Provided data =>

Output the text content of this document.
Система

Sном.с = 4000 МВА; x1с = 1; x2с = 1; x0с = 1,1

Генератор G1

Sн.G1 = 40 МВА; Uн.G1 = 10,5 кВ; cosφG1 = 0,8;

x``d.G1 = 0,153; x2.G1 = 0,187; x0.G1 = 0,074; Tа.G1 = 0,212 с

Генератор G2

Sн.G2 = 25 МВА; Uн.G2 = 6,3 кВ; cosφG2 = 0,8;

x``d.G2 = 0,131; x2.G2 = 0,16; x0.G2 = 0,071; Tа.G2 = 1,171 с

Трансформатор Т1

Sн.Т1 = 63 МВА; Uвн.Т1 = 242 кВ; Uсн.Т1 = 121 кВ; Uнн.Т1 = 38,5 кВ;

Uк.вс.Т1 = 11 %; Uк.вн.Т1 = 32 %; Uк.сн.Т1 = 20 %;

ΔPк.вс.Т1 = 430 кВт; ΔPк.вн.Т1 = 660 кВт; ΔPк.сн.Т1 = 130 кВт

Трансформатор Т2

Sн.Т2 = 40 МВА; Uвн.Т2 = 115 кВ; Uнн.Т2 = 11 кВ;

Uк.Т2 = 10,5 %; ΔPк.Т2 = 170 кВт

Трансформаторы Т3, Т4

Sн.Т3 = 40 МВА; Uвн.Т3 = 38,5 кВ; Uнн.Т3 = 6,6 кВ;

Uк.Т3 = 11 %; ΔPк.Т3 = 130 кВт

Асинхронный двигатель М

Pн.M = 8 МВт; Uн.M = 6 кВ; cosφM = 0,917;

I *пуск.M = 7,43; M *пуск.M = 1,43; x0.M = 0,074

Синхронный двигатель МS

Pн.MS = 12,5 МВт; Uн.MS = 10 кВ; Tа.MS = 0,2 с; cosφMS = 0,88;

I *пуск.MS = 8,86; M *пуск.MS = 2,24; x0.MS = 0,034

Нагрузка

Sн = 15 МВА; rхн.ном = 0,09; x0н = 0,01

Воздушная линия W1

==

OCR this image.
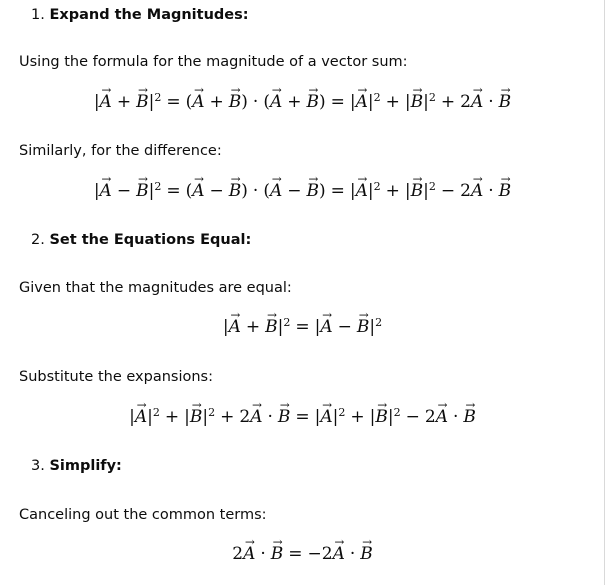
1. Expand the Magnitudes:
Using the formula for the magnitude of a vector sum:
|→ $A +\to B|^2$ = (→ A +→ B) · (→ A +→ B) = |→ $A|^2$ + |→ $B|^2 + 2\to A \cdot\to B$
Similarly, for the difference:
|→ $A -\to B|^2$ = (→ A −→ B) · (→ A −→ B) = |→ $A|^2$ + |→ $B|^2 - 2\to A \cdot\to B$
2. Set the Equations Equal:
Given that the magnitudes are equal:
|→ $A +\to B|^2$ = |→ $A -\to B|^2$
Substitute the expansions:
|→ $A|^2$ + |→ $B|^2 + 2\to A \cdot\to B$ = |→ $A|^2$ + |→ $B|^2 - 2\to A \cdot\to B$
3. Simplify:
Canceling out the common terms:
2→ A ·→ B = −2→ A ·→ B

Task => Copy every single line of the material above that holds "пуск".

Result of the exercise =>
I *пуск.M = 7,43; M *пуск.M = 1,43; x0.M = 0,074
I *пуск.MS = 8,86; M *пуск.MS = 2,24; x0.MS = 0,034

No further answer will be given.